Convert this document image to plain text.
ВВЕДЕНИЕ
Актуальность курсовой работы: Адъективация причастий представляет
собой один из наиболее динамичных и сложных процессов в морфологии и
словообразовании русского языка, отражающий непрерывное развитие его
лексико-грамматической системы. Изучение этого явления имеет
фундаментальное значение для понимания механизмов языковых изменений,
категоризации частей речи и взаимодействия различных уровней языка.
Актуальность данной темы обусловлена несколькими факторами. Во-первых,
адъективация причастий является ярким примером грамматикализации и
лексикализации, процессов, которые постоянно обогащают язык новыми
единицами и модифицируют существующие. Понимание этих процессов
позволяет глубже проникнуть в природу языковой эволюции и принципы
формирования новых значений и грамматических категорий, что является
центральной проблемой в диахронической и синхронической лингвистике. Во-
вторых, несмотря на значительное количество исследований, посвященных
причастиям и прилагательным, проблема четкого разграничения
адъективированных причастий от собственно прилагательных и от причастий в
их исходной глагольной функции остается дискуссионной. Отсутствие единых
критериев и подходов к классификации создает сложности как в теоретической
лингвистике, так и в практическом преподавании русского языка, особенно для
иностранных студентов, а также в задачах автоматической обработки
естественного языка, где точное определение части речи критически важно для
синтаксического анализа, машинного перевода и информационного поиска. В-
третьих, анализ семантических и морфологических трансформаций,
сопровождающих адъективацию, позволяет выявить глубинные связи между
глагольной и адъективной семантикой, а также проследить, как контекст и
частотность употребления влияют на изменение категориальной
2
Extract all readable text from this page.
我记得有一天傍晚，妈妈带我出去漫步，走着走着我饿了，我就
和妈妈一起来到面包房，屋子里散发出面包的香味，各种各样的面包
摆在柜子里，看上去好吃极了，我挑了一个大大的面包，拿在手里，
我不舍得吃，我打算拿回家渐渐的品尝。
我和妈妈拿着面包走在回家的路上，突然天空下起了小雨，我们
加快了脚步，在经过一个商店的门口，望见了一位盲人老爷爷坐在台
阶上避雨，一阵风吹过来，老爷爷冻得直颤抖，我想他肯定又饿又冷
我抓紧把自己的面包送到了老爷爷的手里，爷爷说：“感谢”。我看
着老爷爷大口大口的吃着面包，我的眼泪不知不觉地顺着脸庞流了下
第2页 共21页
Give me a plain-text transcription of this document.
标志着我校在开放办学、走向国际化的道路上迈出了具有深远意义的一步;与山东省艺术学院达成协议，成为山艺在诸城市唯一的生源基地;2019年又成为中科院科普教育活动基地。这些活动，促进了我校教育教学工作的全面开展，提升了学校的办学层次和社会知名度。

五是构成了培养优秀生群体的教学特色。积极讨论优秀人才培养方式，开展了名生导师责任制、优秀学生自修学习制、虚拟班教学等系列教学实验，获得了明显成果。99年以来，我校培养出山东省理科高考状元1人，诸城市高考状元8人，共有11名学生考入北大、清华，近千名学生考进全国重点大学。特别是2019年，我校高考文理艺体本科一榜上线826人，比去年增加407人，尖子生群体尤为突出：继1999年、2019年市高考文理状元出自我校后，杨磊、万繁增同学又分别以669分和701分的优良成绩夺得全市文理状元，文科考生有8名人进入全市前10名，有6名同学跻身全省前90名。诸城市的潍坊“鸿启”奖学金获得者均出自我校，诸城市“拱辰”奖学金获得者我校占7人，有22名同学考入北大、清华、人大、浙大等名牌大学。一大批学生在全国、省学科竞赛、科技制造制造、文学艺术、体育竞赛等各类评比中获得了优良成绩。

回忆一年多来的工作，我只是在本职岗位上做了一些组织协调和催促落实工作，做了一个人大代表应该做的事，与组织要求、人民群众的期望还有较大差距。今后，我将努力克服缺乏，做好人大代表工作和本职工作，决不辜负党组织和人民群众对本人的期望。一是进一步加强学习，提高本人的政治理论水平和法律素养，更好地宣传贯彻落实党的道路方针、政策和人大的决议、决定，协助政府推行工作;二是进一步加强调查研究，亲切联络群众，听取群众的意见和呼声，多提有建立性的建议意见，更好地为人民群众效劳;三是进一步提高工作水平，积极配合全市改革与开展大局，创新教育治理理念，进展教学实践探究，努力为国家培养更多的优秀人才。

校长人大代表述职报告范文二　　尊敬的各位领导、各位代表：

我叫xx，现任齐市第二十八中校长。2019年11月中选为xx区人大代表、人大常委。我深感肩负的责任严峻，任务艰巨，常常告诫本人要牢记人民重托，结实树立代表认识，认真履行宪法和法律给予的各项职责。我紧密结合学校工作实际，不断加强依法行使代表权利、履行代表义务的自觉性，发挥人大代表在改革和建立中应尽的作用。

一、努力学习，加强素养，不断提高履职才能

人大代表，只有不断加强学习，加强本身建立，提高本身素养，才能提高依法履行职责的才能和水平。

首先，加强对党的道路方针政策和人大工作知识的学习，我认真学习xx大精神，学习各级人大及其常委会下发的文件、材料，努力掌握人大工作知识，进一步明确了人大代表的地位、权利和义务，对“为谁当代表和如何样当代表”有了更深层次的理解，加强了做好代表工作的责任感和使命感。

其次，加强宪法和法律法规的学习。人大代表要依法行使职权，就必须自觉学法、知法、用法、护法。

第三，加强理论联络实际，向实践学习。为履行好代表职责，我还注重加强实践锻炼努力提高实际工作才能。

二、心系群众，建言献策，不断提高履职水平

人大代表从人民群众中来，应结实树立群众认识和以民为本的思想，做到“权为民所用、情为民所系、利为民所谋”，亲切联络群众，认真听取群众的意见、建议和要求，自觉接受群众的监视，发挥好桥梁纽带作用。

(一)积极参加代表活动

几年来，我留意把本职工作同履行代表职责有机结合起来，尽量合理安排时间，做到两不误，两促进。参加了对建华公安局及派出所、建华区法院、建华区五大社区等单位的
-.-.-
All of the data must be returned exactly.

Convert this document image to plain text.
ВВЕДЕНИЕ
Актуальность курсовой работы: Адъективация причастий представляет
собой один из наиболее динамичных и сложных процессов в морфологии и
словообразовании русского языка, отражающий непрерывное развитие его
лексико-грамматической системы. Изучение этого явления имеет
фундаментальное значение для понимания механизмов языковых изменений,
категоризации частей речи и взаимодействия различных уровней языка.
Актуальность данной темы обусловлена несколькими факторами. Во-первых,
адъективация причастий является ярким примером грамматикализации и
лексикализации, процессов, которые постоянно обогащают язык новыми
единицами и модифицируют существующие. Понимание этих процессов
позволяет глубже проникнуть в природу языковой эволюции и принципы
формирования новых значений и грамматических категорий, что является
центральной проблемой в диахронической и синхронической лингвистике. Во-
вторых, несмотря на значительное количество исследований, посвященных
причастиям и прилагательным, проблема четкого разграничения
адъективированных причастий от собственно прилагательных и от причастий в
их исходной глагольной функции остается дискуссионной. Отсутствие единых
критериев и подходов к классификации создает сложности как в теоретической
лингвистике, так и в практическом преподавании русского языка, особенно для
иностранных студентов, а также в задачах автоматической обработки
естественного языка, где точное определение части речи критически важно для
синтаксического анализа, машинного перевода и информационного поиска. В-
третьих, анализ семантических и морфологических трансформаций,
сопровождающих адъективацию, позволяет выявить глубинные связи между
глагольной и адъективной семантикой, а также проследить, как контекст и
частотность употребления влияют на изменение категориальной
2
Extract all readable text from this page.
我记得有一天傍晚，妈妈带我出去漫步，走着走着我饿了，我就
和妈妈一起来到面包房，屋子里散发出面包的香味，各种各样的面包
摆在柜子里，看上去好吃极了，我挑了一个大大的面包，拿在手里，
我不舍得吃，我打算拿回家渐渐的品尝。
我和妈妈拿着面包走在回家的路上，突然天空下起了小雨，我们
加快了脚步，在经过一个商店的门口，望见了一位盲人老爷爷坐在台
阶上避雨，一阵风吹过来，老爷爷冻得直颤抖，我想他肯定又饿又冷
我抓紧把自己的面包送到了老爷爷的手里，爷爷说：“感谢”。我看
着老爷爷大口大口的吃着面包，我的眼泪不知不觉地顺着脸庞流了下
第2页 共21页
Give me a plain-text transcription of this document.
标志着我校在开放办学、走向国际化的道路上迈出了具有深远意义的一步;与山东省艺术学院达成协议，成为山艺在诸城市唯一的生源基地;2019年又成为中科院科普教育活动基地。这些活动，促进了我校教育教学工作的全面开展，提升了学校的办学层次和社会知名度。

五是构成了培养优秀生群体的教学特色。积极讨论优秀人才培养方式，开展了名生导师责任制、优秀学生自修学习制、虚拟班教学等系列教学实验，获得了明显成果。99年以来，我校培养出山东省理科高考状元1人，诸城市高考状元8人，共有11名学生考入北大、清华，近千名学生考进全国重点大学。特别是2019年，我校高考文理艺体本科一榜上线826人，比去年增加407人，尖子生群体尤为突出：继1999年、2019年市高考文理状元出自我校后，杨磊、万繁增同学又分别以669分和701分的优良成绩夺得全市文理状元，文科考生有8名人进入全市前10名，有6名同学跻身全省前90名。诸城市的潍坊“鸿启”奖学金获得者均出自我校，诸城市“拱辰”奖学金获得者我校占7人，有22名同学考入北大、清华、人大、浙大等名牌大学。一大批学生在全国、省学科竞赛、科技制造制造、文学艺术、体育竞赛等各类评比中获得了优良成绩。

回忆一年多来的工作，我只是在本职岗位上做了一些组织协调和催促落实工作，做了一个人大代表应该做的事，与组织要求、人民群众的期望还有较大差距。今后，我将努力克服缺乏，做好人大代表工作和本职工作，决不辜负党组织和人民群众对本人的期望。一是进一步加强学习，提高本人的政治理论水平和法律素养，更好地宣传贯彻落实党的道路方针、政策和人大的决议、决定，协助政府推行工作;二是进一步加强调查研究，亲切联络群众，听取群众的意见和呼声，多提有建立性的建议意见，更好地为人民群众效劳;三是进一步提高工作水平，积极配合全市改革与开展大局，创新教育治理理念，进展教学实践探究，努力为国家培养更多的优秀人才。

校长人大代表述职报告范文二　　尊敬的各位领导、各位代表：

我叫xx，现任齐市第二十八中校长。2019年11月中选为xx区人大代表、人大常委。我深感肩负的责任严峻，任务艰巨，常常告诫本人要牢记人民重托，结实树立代表认识，认真履行宪法和法律给予的各项职责。我紧密结合学校工作实际，不断加强依法行使代表权利、履行代表义务的自觉性，发挥人大代表在改革和建立中应尽的作用。

一、努力学习，加强素养，不断提高履职才能

人大代表，只有不断加强学习，加强本身建立，提高本身素养，才能提高依法履行职责的才能和水平。

首先，加强对党的道路方针政策和人大工作知识的学习，我认真学习xx大精神，学习各级人大及其常委会下发的文件、材料，努力掌握人大工作知识，进一步明确了人大代表的地位、权利和义务，对“为谁当代表和如何样当代表”有了更深层次的理解，加强了做好代表工作的责任感和使命感。

其次，加强宪法和法律法规的学习。人大代表要依法行使职权，就必须自觉学法、知法、用法、护法。

第三，加强理论联络实际，向实践学习。为履行好代表职责，我还注重加强实践锻炼努力提高实际工作才能。

二、心系群众，建言献策，不断提高履职水平

人大代表从人民群众中来，应结实树立群众认识和以民为本的思想，做到“权为民所用、情为民所系、利为民所谋”，亲切联络群众，认真听取群众的意见、建议和要求，自觉接受群众的监视，发挥好桥梁纽带作用。

(一)积极参加代表活动

几年来，我留意把本职工作同履行代表职责有机结合起来，尽量合理安排时间，做到两不误，两促进。参加了对建华公安局及派出所、建华区法院、建华区五大社区等单位的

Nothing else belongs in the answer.